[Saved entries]
========================================

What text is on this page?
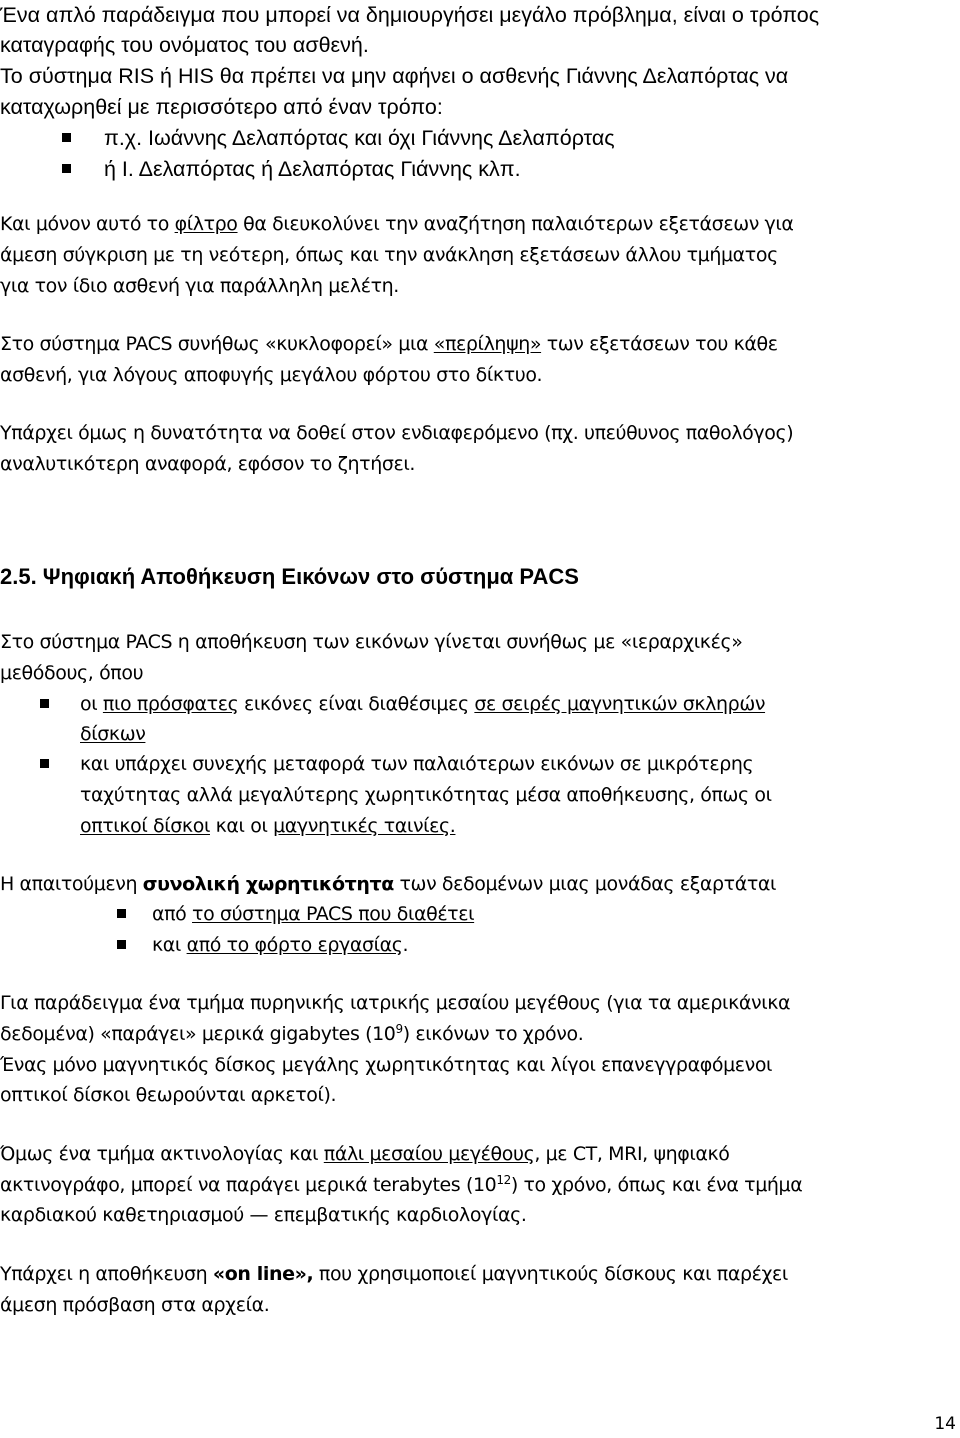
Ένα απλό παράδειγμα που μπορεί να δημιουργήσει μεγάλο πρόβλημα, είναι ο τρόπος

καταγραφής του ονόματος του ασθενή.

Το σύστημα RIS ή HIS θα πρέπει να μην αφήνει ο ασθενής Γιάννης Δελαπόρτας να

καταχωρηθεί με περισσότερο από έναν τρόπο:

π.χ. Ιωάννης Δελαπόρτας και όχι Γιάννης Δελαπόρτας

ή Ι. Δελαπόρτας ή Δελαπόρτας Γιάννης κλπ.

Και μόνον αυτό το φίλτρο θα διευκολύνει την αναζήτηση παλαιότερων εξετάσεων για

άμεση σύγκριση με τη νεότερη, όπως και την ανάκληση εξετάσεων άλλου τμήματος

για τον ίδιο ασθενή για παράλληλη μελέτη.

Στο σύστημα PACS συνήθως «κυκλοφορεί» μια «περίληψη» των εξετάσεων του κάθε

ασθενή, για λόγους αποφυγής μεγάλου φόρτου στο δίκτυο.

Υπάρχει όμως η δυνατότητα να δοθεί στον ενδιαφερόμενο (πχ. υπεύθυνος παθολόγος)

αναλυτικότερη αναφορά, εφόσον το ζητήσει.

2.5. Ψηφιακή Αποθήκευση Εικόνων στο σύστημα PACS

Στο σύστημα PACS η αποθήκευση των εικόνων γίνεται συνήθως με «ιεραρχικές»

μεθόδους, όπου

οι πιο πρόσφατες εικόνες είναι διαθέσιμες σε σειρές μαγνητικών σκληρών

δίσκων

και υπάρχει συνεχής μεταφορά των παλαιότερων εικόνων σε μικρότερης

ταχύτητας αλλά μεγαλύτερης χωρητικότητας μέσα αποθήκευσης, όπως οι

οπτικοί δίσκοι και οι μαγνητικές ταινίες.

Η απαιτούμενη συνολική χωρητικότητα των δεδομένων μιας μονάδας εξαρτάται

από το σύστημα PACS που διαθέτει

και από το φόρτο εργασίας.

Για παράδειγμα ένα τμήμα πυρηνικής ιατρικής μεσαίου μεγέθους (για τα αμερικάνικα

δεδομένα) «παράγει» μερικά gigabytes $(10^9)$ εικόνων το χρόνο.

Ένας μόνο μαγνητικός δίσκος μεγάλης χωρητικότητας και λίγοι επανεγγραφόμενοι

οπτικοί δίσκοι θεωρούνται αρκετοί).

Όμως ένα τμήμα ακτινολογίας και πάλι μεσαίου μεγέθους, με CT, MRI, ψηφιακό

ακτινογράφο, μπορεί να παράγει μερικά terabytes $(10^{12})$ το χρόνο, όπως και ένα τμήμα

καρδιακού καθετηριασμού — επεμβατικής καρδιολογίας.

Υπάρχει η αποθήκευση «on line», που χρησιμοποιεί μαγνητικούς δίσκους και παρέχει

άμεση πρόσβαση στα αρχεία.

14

========================================

## DIRECTIONS:
Filter the records, keeping only lines that contain "οπτικοί", and show those lines.

## FULL OUTPUT:
οπτικοί δίσκοι και οι μαγνητικές ταινίες.
οπτικοί δίσκοι θεωρούνται αρκετοί).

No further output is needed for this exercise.